## Exercise directions:
Please transcribe the material below line for line, leaving out the pictures.

## Stored data entries:

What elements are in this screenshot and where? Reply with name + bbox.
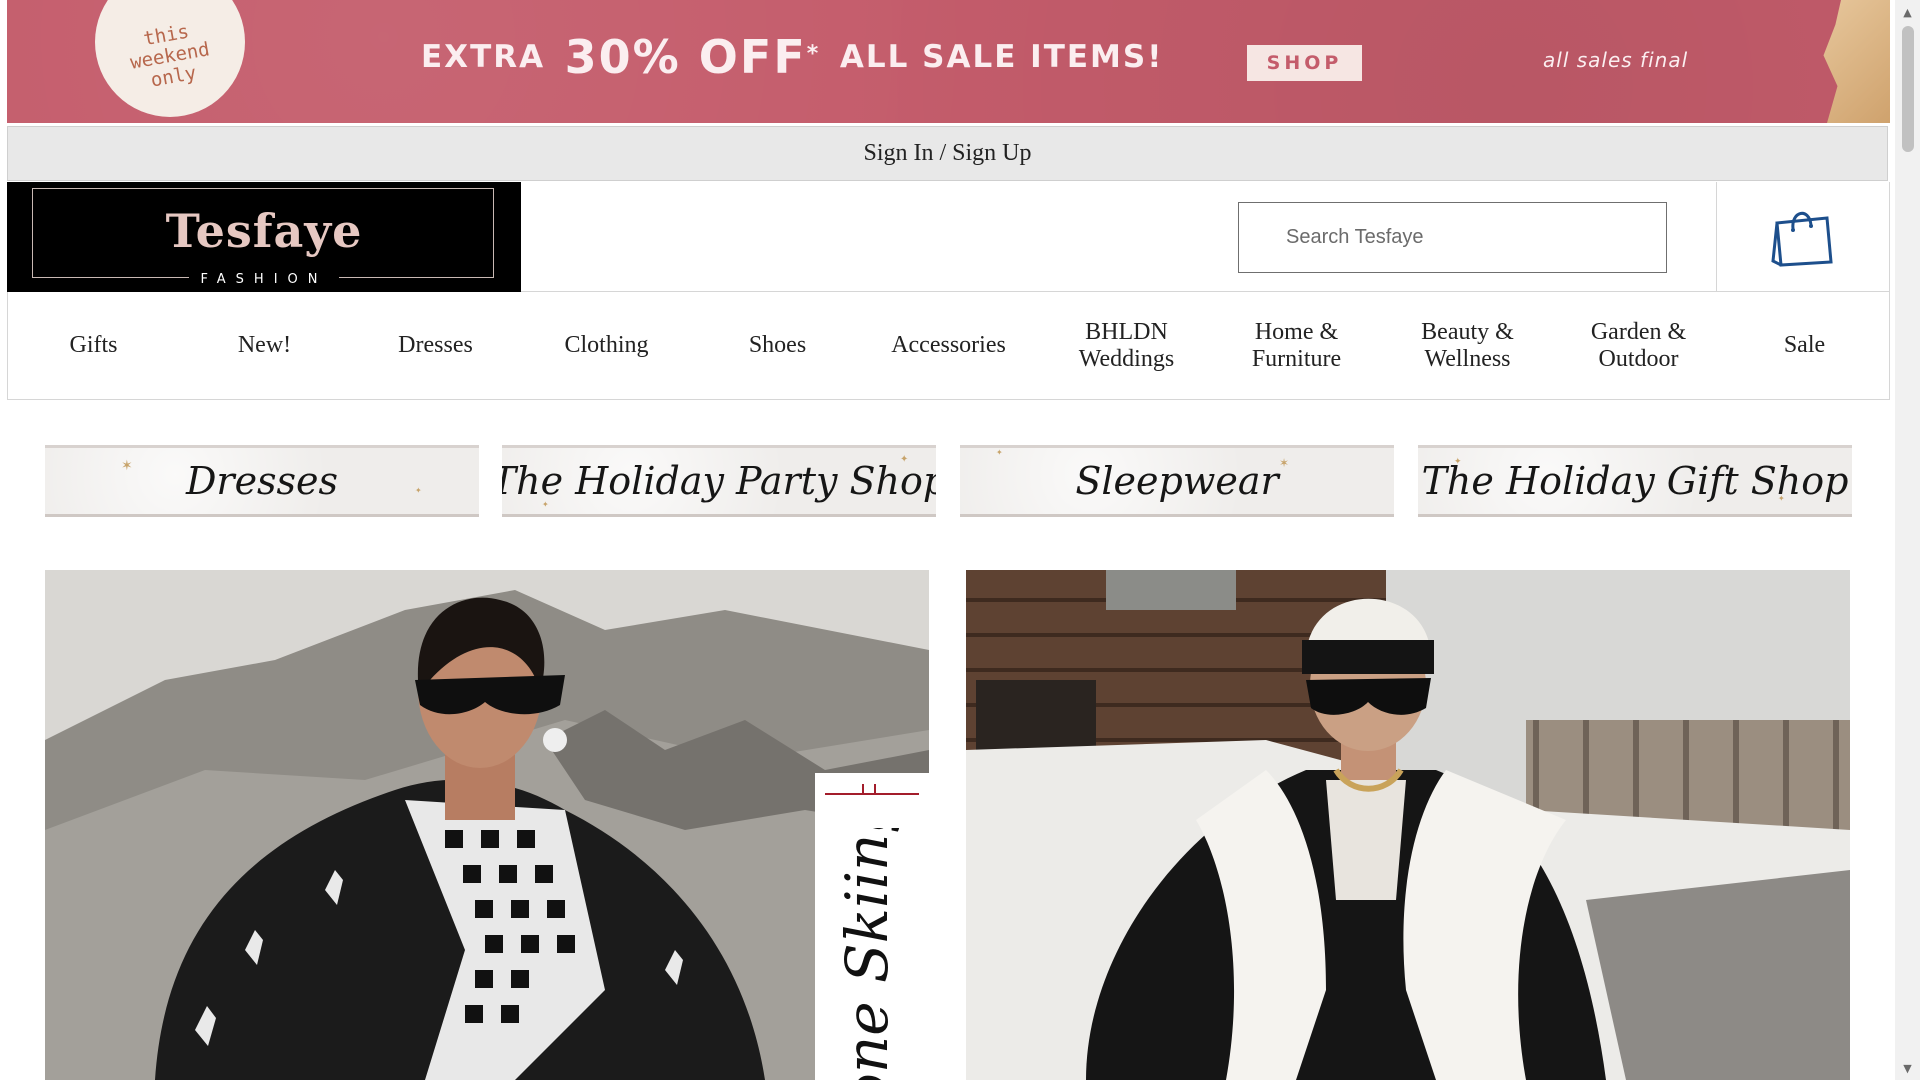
promo-banner[interactable]: this weekend only EXTRA 30% OFF* ALL SAL…: [7, 0, 1890, 123]
promo-suffix: ALL SALE ITEMS!: [839, 39, 1164, 75]
sparkle-decoration: ✶: [121, 459, 133, 474]
hero-left-ski-jacket[interactable]: one Skiing: [45, 570, 929, 1080]
scroll-thumb[interactable]: [1902, 26, 1914, 152]
tile-label: The Holiday Party Shop: [502, 459, 936, 503]
hero-left-ribbon: one Skiing: [815, 773, 929, 1080]
tile-dresses[interactable]: ✶ ✦ Dresses: [45, 445, 479, 517]
nav-gifts[interactable]: Gifts: [8, 292, 179, 399]
tile-sleepwear[interactable]: ✶ ✦ Sleepwear: [960, 445, 1394, 517]
ribbon-title: one Skiing: [833, 828, 901, 1080]
nav-shoes[interactable]: Shoes: [692, 292, 863, 399]
logo-subtitle: FASHION: [189, 272, 339, 287]
shop-sale-button[interactable]: SHOP: [1247, 45, 1362, 81]
main-nav: Gifts New! Dresses Clothing Shoes Access…: [7, 292, 1890, 400]
promo-prefix: EXTRA: [421, 39, 546, 75]
nav-bhldn-weddings[interactable]: BHLDN Weddings: [1044, 292, 1209, 399]
sparkle-decoration: ✶: [1279, 456, 1290, 470]
sparkle-decoration: ✦: [996, 448, 1003, 457]
sparkle-decoration: ✦: [900, 454, 909, 465]
cart-divider: [1716, 182, 1717, 292]
badge-text: this weekend only: [128, 20, 212, 91]
tile-holiday-gift-shop[interactable]: ✦ ✦ The Holiday Gift Shop: [1418, 445, 1852, 517]
sign-in-link[interactable]: Sign In: [863, 140, 933, 167]
search-input[interactable]: [1238, 202, 1667, 273]
promo-discount: 30% OFF*: [564, 30, 821, 84]
tile-label: Dresses: [185, 459, 339, 503]
hero-right-image: [966, 570, 1850, 1080]
tile-label: Sleepwear: [1075, 459, 1279, 503]
nav-accessories[interactable]: Accessories: [863, 292, 1034, 399]
nav-new[interactable]: New!: [179, 292, 350, 399]
scroll-down-arrow-icon[interactable]: ▼: [1895, 1056, 1920, 1080]
page-scrollbar[interactable]: ▲ ▼: [1895, 0, 1920, 1080]
nav-clothing[interactable]: Clothing: [521, 292, 692, 399]
torn-paper-decoration: [1823, 0, 1890, 123]
nav-garden-outdoor[interactable]: Garden & Outdoor: [1556, 292, 1721, 399]
scroll-up-arrow-icon[interactable]: ▲: [1895, 0, 1920, 24]
logo-wordmark: Tesfaye: [165, 204, 363, 258]
brand-logo[interactable]: Tesfaye FASHION: [7, 182, 521, 292]
promo-disclaimer: all sales final: [1543, 48, 1689, 72]
nav-beauty-wellness[interactable]: Beauty & Wellness: [1385, 292, 1550, 399]
shopping-bag-icon[interactable]: [1771, 205, 1837, 267]
hero-right-shearling-jacket[interactable]: [966, 570, 1850, 1080]
sparkle-decoration: ✦: [1454, 456, 1462, 466]
site-header: Tesfaye FASHION: [7, 182, 1890, 292]
nav-dresses[interactable]: Dresses: [350, 292, 521, 399]
promo-asterisk: *: [806, 41, 821, 67]
weekend-badge: this weekend only: [95, 0, 245, 117]
page: this weekend only EXTRA 30% OFF* ALL SAL…: [7, 0, 1890, 1080]
sparkle-decoration: ✦: [1778, 494, 1785, 503]
sign-up-link[interactable]: Sign Up: [952, 140, 1031, 167]
nav-home-furniture[interactable]: Home & Furniture: [1214, 292, 1379, 399]
hero-left-image: [45, 570, 929, 1080]
promo-headline: EXTRA 30% OFF* ALL SALE ITEMS!: [421, 30, 1163, 84]
tile-holiday-party-shop[interactable]: ✦ ✦ The Holiday Party Shop: [502, 445, 936, 517]
ribbon-rule: [825, 793, 919, 795]
sparkle-decoration: ✦: [542, 500, 549, 509]
sparkle-decoration: ✦: [415, 486, 422, 495]
account-separator: /: [939, 140, 947, 166]
account-bar: Sign In / Sign Up: [7, 126, 1888, 181]
nav-sale[interactable]: Sale: [1719, 292, 1890, 399]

## Solution to the problem:
What elements are in this screenshot and where? Reply with name + bbox.
promo-banner[interactable]: this weekend only EXTRA 30% OFF* ALL SAL…: [7, 0, 1890, 123]
promo-suffix: ALL SALE ITEMS!: [839, 39, 1164, 75]
sparkle-decoration: ✶: [121, 459, 133, 474]
hero-left-ski-jacket[interactable]: one Skiing: [45, 570, 929, 1080]
scroll-thumb[interactable]: [1902, 26, 1914, 152]
tile-label: The Holiday Party Shop: [502, 459, 936, 503]
hero-left-ribbon: one Skiing: [815, 773, 929, 1080]
tile-dresses[interactable]: ✶ ✦ Dresses: [45, 445, 479, 517]
nav-gifts[interactable]: Gifts: [8, 292, 179, 399]
tile-sleepwear[interactable]: ✶ ✦ Sleepwear: [960, 445, 1394, 517]
ribbon-title: one Skiing: [833, 828, 901, 1080]
nav-shoes[interactable]: Shoes: [692, 292, 863, 399]
logo-subtitle: FASHION: [189, 272, 339, 287]
shop-sale-button[interactable]: SHOP: [1247, 45, 1362, 81]
main-nav: Gifts New! Dresses Clothing Shoes Access…: [7, 292, 1890, 400]
promo-prefix: EXTRA: [421, 39, 546, 75]
nav-bhldn-weddings[interactable]: BHLDN Weddings: [1044, 292, 1209, 399]
sparkle-decoration: ✶: [1279, 456, 1290, 470]
sparkle-decoration: ✦: [996, 448, 1003, 457]
sparkle-decoration: ✦: [900, 454, 909, 465]
cart-divider: [1716, 182, 1717, 292]
badge-text: this weekend only: [128, 20, 212, 91]
tile-holiday-gift-shop[interactable]: ✦ ✦ The Holiday Gift Shop: [1418, 445, 1852, 517]
sign-in-link[interactable]: Sign In: [863, 140, 933, 167]
search-input[interactable]: [1238, 202, 1667, 273]
promo-discount: 30% OFF*: [564, 30, 821, 84]
tile-label: Dresses: [185, 459, 339, 503]
hero-right-image: [966, 570, 1850, 1080]
tile-label: Sleepwear: [1075, 459, 1279, 503]
nav-accessories[interactable]: Accessories: [863, 292, 1034, 399]
nav-new[interactable]: New!: [179, 292, 350, 399]
scroll-down-arrow-icon[interactable]: ▼: [1895, 1056, 1920, 1080]
page-scrollbar[interactable]: ▲ ▼: [1895, 0, 1920, 1080]
nav-clothing[interactable]: Clothing: [521, 292, 692, 399]
torn-paper-decoration: [1823, 0, 1890, 123]
nav-garden-outdoor[interactable]: Garden & Outdoor: [1556, 292, 1721, 399]
scroll-up-arrow-icon[interactable]: ▲: [1895, 0, 1920, 24]
logo-wordmark: Tesfaye: [165, 204, 363, 258]
brand-logo[interactable]: Tesfaye FASHION: [7, 182, 521, 292]
promo-disclaimer: all sales final: [1543, 48, 1689, 72]
nav-beauty-wellness[interactable]: Beauty & Wellness: [1385, 292, 1550, 399]
shopping-bag-icon[interactable]: [1771, 205, 1837, 267]
hero-right-shearling-jacket[interactable]: [966, 570, 1850, 1080]
sparkle-decoration: ✦: [1454, 456, 1462, 466]
site-header: Tesfaye FASHION: [7, 182, 1890, 292]
nav-dresses[interactable]: Dresses: [350, 292, 521, 399]
promo-asterisk: *: [806, 41, 821, 67]
weekend-badge: this weekend only: [95, 0, 245, 117]
page: this weekend only EXTRA 30% OFF* ALL SAL…: [7, 0, 1890, 1080]
sparkle-decoration: ✦: [1778, 494, 1785, 503]
sign-up-link[interactable]: Sign Up: [952, 140, 1031, 167]
nav-home-furniture[interactable]: Home & Furniture: [1214, 292, 1379, 399]
hero-left-image: [45, 570, 929, 1080]
promo-headline: EXTRA 30% OFF* ALL SALE ITEMS!: [421, 30, 1163, 84]
tile-holiday-party-shop[interactable]: ✦ ✦ The Holiday Party Shop: [502, 445, 936, 517]
ribbon-rule: [825, 793, 919, 795]
sparkle-decoration: ✦: [542, 500, 549, 509]
sparkle-decoration: ✦: [415, 486, 422, 495]
account-separator: /: [939, 140, 947, 166]
account-bar: Sign In / Sign Up: [7, 126, 1888, 181]
nav-sale[interactable]: Sale: [1719, 292, 1890, 399]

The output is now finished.